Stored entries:

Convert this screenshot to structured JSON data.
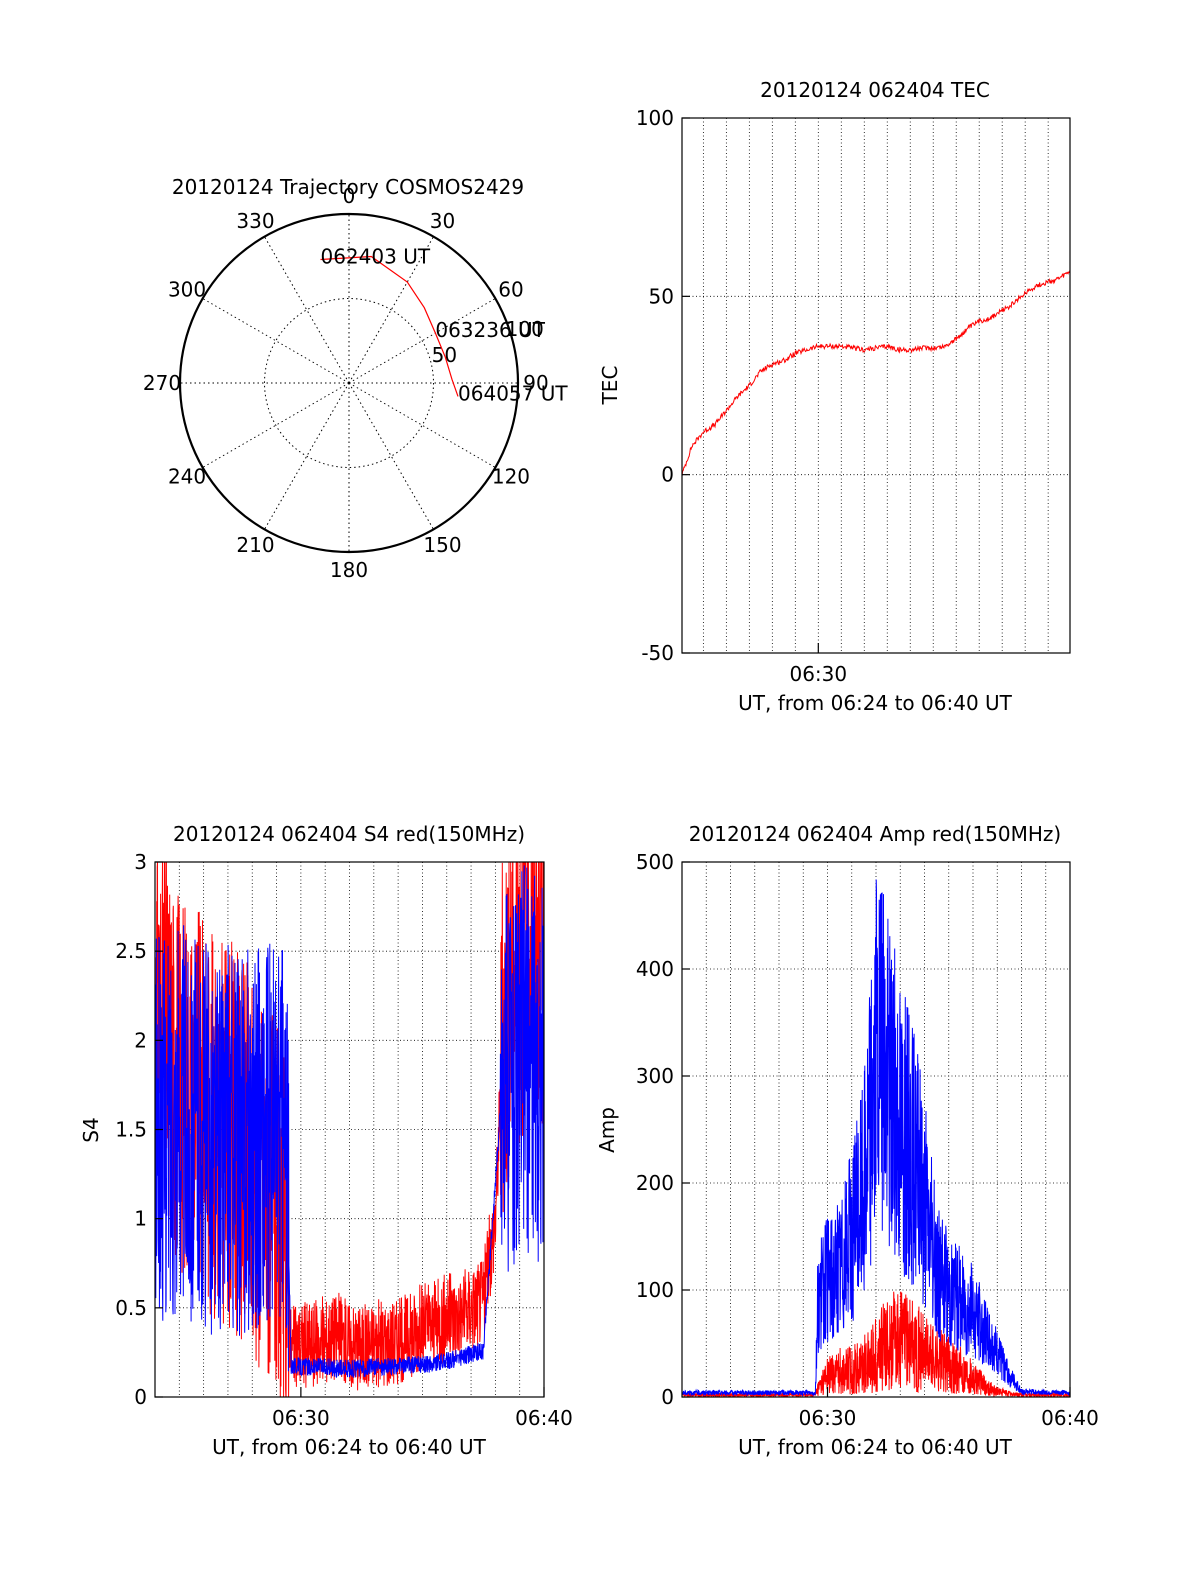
{
  "colors": {
    "red": "#ff0000",
    "blue": "#0000ff",
    "axis": "#000000",
    "grid": "#000000"
  },
  "chart_data": [
    {
      "id": "polar",
      "type": "polar",
      "title": "20120124 Trajectory COSMOS2429",
      "azimuth_labels": [
        "0",
        "30",
        "60",
        "90",
        "120",
        "150",
        "180",
        "210",
        "240",
        "270",
        "300",
        "330"
      ],
      "radial_labels": [
        "50",
        "100"
      ],
      "rlim": [
        0,
        100
      ],
      "trajectory": {
        "color": "#ff0000",
        "points": [
          [
            347,
            75
          ],
          [
            10,
            76
          ],
          [
            30,
            69
          ],
          [
            45,
            63
          ],
          [
            60,
            59
          ],
          [
            75,
            59
          ],
          [
            88,
            61
          ],
          [
            97,
            65
          ]
        ]
      },
      "annotations": [
        {
          "text": "062403 UT",
          "az": 347,
          "r": 75
        },
        {
          "text": "063236 UT",
          "az": 60,
          "r": 59
        },
        {
          "text": "064057 UT",
          "az": 97,
          "r": 65
        }
      ]
    },
    {
      "id": "tec",
      "type": "line",
      "title": "20120124 062404 TEC",
      "ylabel": "TEC",
      "xlabel": "UT, from 06:24 to 06:40 UT",
      "xlim": [
        24.07,
        40.95
      ],
      "ylim": [
        -50,
        100
      ],
      "yticks": [
        "-50",
        "0",
        "50",
        "100"
      ],
      "xticks": [
        {
          "minute": 30,
          "label": "06:30"
        }
      ],
      "grid": true,
      "series": [
        {
          "color": "#ff0000",
          "x": [
            24.07,
            24.5,
            25.0,
            25.5,
            26.0,
            26.5,
            27.0,
            27.5,
            28.0,
            28.5,
            29.0,
            29.5,
            30.0,
            30.5,
            31.0,
            31.5,
            32.0,
            32.5,
            33.0,
            33.5,
            34.0,
            34.5,
            35.0,
            35.5,
            36.0,
            36.5,
            37.0,
            37.5,
            38.0,
            38.5,
            39.0,
            39.5,
            40.0,
            40.5,
            40.95
          ],
          "y": [
            0,
            8,
            12,
            14,
            18,
            22,
            25,
            29,
            31,
            32,
            34,
            35,
            36,
            36,
            36,
            35.5,
            35,
            35.5,
            36,
            35,
            35,
            35.5,
            35.5,
            36,
            38,
            41,
            43,
            44,
            46,
            48,
            51,
            53,
            54,
            55,
            57
          ]
        }
      ]
    },
    {
      "id": "s4",
      "type": "line",
      "title": "20120124 062404 S4 red(150MHz)",
      "ylabel": "S4",
      "xlabel": "UT, from 06:24 to 06:40 UT",
      "xlim": [
        24.0,
        40.0
      ],
      "ylim": [
        0,
        3
      ],
      "yticks": [
        "0",
        "0.5",
        "1",
        "1.5",
        "2",
        "2.5",
        "3"
      ],
      "xticks": [
        {
          "minute": 30,
          "label": "06:30"
        },
        {
          "minute": 40,
          "label": "06:40"
        }
      ],
      "grid": true,
      "series": [
        {
          "color": "#ff0000",
          "x": [
            24.0,
            24.5,
            25.0,
            25.5,
            26.0,
            26.5,
            27.0,
            27.5,
            28.0,
            28.5,
            29.0,
            29.4,
            29.6,
            30.0,
            30.5,
            31.0,
            31.5,
            32.0,
            32.5,
            33.0,
            33.5,
            34.0,
            34.5,
            35.0,
            35.5,
            36.0,
            36.5,
            37.0,
            37.5,
            38.0,
            38.3,
            38.6,
            39.0,
            39.5,
            40.0
          ],
          "y": [
            2.2,
            2.0,
            1.8,
            1.7,
            1.6,
            1.5,
            1.5,
            1.4,
            1.3,
            1.2,
            1.0,
            0.8,
            0.25,
            0.3,
            0.3,
            0.32,
            0.35,
            0.3,
            0.28,
            0.3,
            0.3,
            0.32,
            0.35,
            0.4,
            0.4,
            0.45,
            0.45,
            0.5,
            0.55,
            1.0,
            2.0,
            2.4,
            2.5,
            2.6,
            2.6
          ]
        },
        {
          "color": "#0000ff",
          "x": [
            24.0,
            24.5,
            25.0,
            25.5,
            26.0,
            26.5,
            27.0,
            27.5,
            28.0,
            28.5,
            29.0,
            29.4,
            29.6,
            30.0,
            30.5,
            31.0,
            31.5,
            32.0,
            32.5,
            33.0,
            33.5,
            34.0,
            34.5,
            35.0,
            35.5,
            36.0,
            36.5,
            37.0,
            37.5,
            38.0,
            38.3,
            38.6,
            39.0,
            39.5,
            40.0
          ],
          "y": [
            1.5,
            1.5,
            1.6,
            1.5,
            1.5,
            1.4,
            1.5,
            1.4,
            1.5,
            1.4,
            1.5,
            1.4,
            0.18,
            0.17,
            0.17,
            0.17,
            0.16,
            0.16,
            0.16,
            0.17,
            0.17,
            0.17,
            0.18,
            0.18,
            0.19,
            0.2,
            0.22,
            0.24,
            0.26,
            1.2,
            1.8,
            1.8,
            1.9,
            1.9,
            1.8
          ]
        }
      ]
    },
    {
      "id": "amp",
      "type": "line",
      "title": "20120124 062404 Amp red(150MHz)",
      "ylabel": "Amp",
      "xlabel": "UT, from 06:24 to 06:40 UT",
      "xlim": [
        24.0,
        40.0
      ],
      "ylim": [
        0,
        500
      ],
      "yticks": [
        "0",
        "100",
        "200",
        "300",
        "400",
        "500"
      ],
      "xticks": [
        {
          "minute": 30,
          "label": "06:30"
        },
        {
          "minute": 40,
          "label": "06:40"
        }
      ],
      "grid": true,
      "series": [
        {
          "color": "#ff0000",
          "x": [
            24.0,
            29.5,
            29.6,
            30.0,
            30.5,
            31.0,
            31.5,
            32.0,
            32.5,
            33.0,
            33.5,
            34.0,
            34.5,
            35.0,
            35.5,
            36.0,
            36.5,
            37.0,
            37.5,
            38.0,
            40.0
          ],
          "y": [
            2,
            2,
            8,
            20,
            25,
            25,
            30,
            40,
            50,
            55,
            50,
            40,
            35,
            30,
            25,
            20,
            10,
            5,
            3,
            2,
            2
          ]
        },
        {
          "color": "#0000ff",
          "x": [
            24.0,
            29.5,
            29.6,
            30.0,
            30.5,
            31.0,
            31.5,
            32.0,
            32.5,
            33.0,
            33.5,
            34.0,
            34.5,
            35.0,
            35.5,
            36.0,
            36.5,
            37.0,
            37.5,
            38.0,
            40.0
          ],
          "y": [
            4,
            4,
            90,
            110,
            120,
            150,
            200,
            320,
            300,
            260,
            230,
            180,
            120,
            100,
            90,
            80,
            60,
            40,
            20,
            5,
            4
          ]
        }
      ]
    }
  ]
}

**OBJECTIVE**
The material above must be printed exactly, with its pictures left out.

**THE COMPLETED TASK**
Convert this screenshot to structured JSON data.
{
  "colors": {
    "red": "#ff0000",
    "blue": "#0000ff",
    "axis": "#000000",
    "grid": "#000000"
  },
  "chart_data": [
    {
      "id": "polar",
      "type": "polar",
      "title": "20120124 Trajectory COSMOS2429",
      "azimuth_labels": [
        "0",
        "30",
        "60",
        "90",
        "120",
        "150",
        "180",
        "210",
        "240",
        "270",
        "300",
        "330"
      ],
      "radial_labels": [
        "50",
        "100"
      ],
      "rlim": [
        0,
        100
      ],
      "trajectory": {
        "color": "#ff0000",
        "points": [
          [
            347,
            75
          ],
          [
            10,
            76
          ],
          [
            30,
            69
          ],
          [
            45,
            63
          ],
          [
            60,
            59
          ],
          [
            75,
            59
          ],
          [
            88,
            61
          ],
          [
            97,
            65
          ]
        ]
      },
      "annotations": [
        {
          "text": "062403 UT",
          "az": 347,
          "r": 75
        },
        {
          "text": "063236 UT",
          "az": 60,
          "r": 59
        },
        {
          "text": "064057 UT",
          "az": 97,
          "r": 65
        }
      ]
    },
    {
      "id": "tec",
      "type": "line",
      "title": "20120124 062404 TEC",
      "ylabel": "TEC",
      "xlabel": "UT, from 06:24 to 06:40 UT",
      "xlim": [
        24.07,
        40.95
      ],
      "ylim": [
        -50,
        100
      ],
      "yticks": [
        "-50",
        "0",
        "50",
        "100"
      ],
      "xticks": [
        {
          "minute": 30,
          "label": "06:30"
        }
      ],
      "grid": true,
      "series": [
        {
          "color": "#ff0000",
          "x": [
            24.07,
            24.5,
            25.0,
            25.5,
            26.0,
            26.5,
            27.0,
            27.5,
            28.0,
            28.5,
            29.0,
            29.5,
            30.0,
            30.5,
            31.0,
            31.5,
            32.0,
            32.5,
            33.0,
            33.5,
            34.0,
            34.5,
            35.0,
            35.5,
            36.0,
            36.5,
            37.0,
            37.5,
            38.0,
            38.5,
            39.0,
            39.5,
            40.0,
            40.5,
            40.95
          ],
          "y": [
            0,
            8,
            12,
            14,
            18,
            22,
            25,
            29,
            31,
            32,
            34,
            35,
            36,
            36,
            36,
            35.5,
            35,
            35.5,
            36,
            35,
            35,
            35.5,
            35.5,
            36,
            38,
            41,
            43,
            44,
            46,
            48,
            51,
            53,
            54,
            55,
            57
          ]
        }
      ]
    },
    {
      "id": "s4",
      "type": "line",
      "title": "20120124 062404 S4 red(150MHz)",
      "ylabel": "S4",
      "xlabel": "UT, from 06:24 to 06:40 UT",
      "xlim": [
        24.0,
        40.0
      ],
      "ylim": [
        0,
        3
      ],
      "yticks": [
        "0",
        "0.5",
        "1",
        "1.5",
        "2",
        "2.5",
        "3"
      ],
      "xticks": [
        {
          "minute": 30,
          "label": "06:30"
        },
        {
          "minute": 40,
          "label": "06:40"
        }
      ],
      "grid": true,
      "series": [
        {
          "color": "#ff0000",
          "x": [
            24.0,
            24.5,
            25.0,
            25.5,
            26.0,
            26.5,
            27.0,
            27.5,
            28.0,
            28.5,
            29.0,
            29.4,
            29.6,
            30.0,
            30.5,
            31.0,
            31.5,
            32.0,
            32.5,
            33.0,
            33.5,
            34.0,
            34.5,
            35.0,
            35.5,
            36.0,
            36.5,
            37.0,
            37.5,
            38.0,
            38.3,
            38.6,
            39.0,
            39.5,
            40.0
          ],
          "y": [
            2.2,
            2.0,
            1.8,
            1.7,
            1.6,
            1.5,
            1.5,
            1.4,
            1.3,
            1.2,
            1.0,
            0.8,
            0.25,
            0.3,
            0.3,
            0.32,
            0.35,
            0.3,
            0.28,
            0.3,
            0.3,
            0.32,
            0.35,
            0.4,
            0.4,
            0.45,
            0.45,
            0.5,
            0.55,
            1.0,
            2.0,
            2.4,
            2.5,
            2.6,
            2.6
          ]
        },
        {
          "color": "#0000ff",
          "x": [
            24.0,
            24.5,
            25.0,
            25.5,
            26.0,
            26.5,
            27.0,
            27.5,
            28.0,
            28.5,
            29.0,
            29.4,
            29.6,
            30.0,
            30.5,
            31.0,
            31.5,
            32.0,
            32.5,
            33.0,
            33.5,
            34.0,
            34.5,
            35.0,
            35.5,
            36.0,
            36.5,
            37.0,
            37.5,
            38.0,
            38.3,
            38.6,
            39.0,
            39.5,
            40.0
          ],
          "y": [
            1.5,
            1.5,
            1.6,
            1.5,
            1.5,
            1.4,
            1.5,
            1.4,
            1.5,
            1.4,
            1.5,
            1.4,
            0.18,
            0.17,
            0.17,
            0.17,
            0.16,
            0.16,
            0.16,
            0.17,
            0.17,
            0.17,
            0.18,
            0.18,
            0.19,
            0.2,
            0.22,
            0.24,
            0.26,
            1.2,
            1.8,
            1.8,
            1.9,
            1.9,
            1.8
          ]
        }
      ]
    },
    {
      "id": "amp",
      "type": "line",
      "title": "20120124 062404 Amp red(150MHz)",
      "ylabel": "Amp",
      "xlabel": "UT, from 06:24 to 06:40 UT",
      "xlim": [
        24.0,
        40.0
      ],
      "ylim": [
        0,
        500
      ],
      "yticks": [
        "0",
        "100",
        "200",
        "300",
        "400",
        "500"
      ],
      "xticks": [
        {
          "minute": 30,
          "label": "06:30"
        },
        {
          "minute": 40,
          "label": "06:40"
        }
      ],
      "grid": true,
      "series": [
        {
          "color": "#ff0000",
          "x": [
            24.0,
            29.5,
            29.6,
            30.0,
            30.5,
            31.0,
            31.5,
            32.0,
            32.5,
            33.0,
            33.5,
            34.0,
            34.5,
            35.0,
            35.5,
            36.0,
            36.5,
            37.0,
            37.5,
            38.0,
            40.0
          ],
          "y": [
            2,
            2,
            8,
            20,
            25,
            25,
            30,
            40,
            50,
            55,
            50,
            40,
            35,
            30,
            25,
            20,
            10,
            5,
            3,
            2,
            2
          ]
        },
        {
          "color": "#0000ff",
          "x": [
            24.0,
            29.5,
            29.6,
            30.0,
            30.5,
            31.0,
            31.5,
            32.0,
            32.5,
            33.0,
            33.5,
            34.0,
            34.5,
            35.0,
            35.5,
            36.0,
            36.5,
            37.0,
            37.5,
            38.0,
            40.0
          ],
          "y": [
            4,
            4,
            90,
            110,
            120,
            150,
            200,
            320,
            300,
            260,
            230,
            180,
            120,
            100,
            90,
            80,
            60,
            40,
            20,
            5,
            4
          ]
        }
      ]
    }
  ]
}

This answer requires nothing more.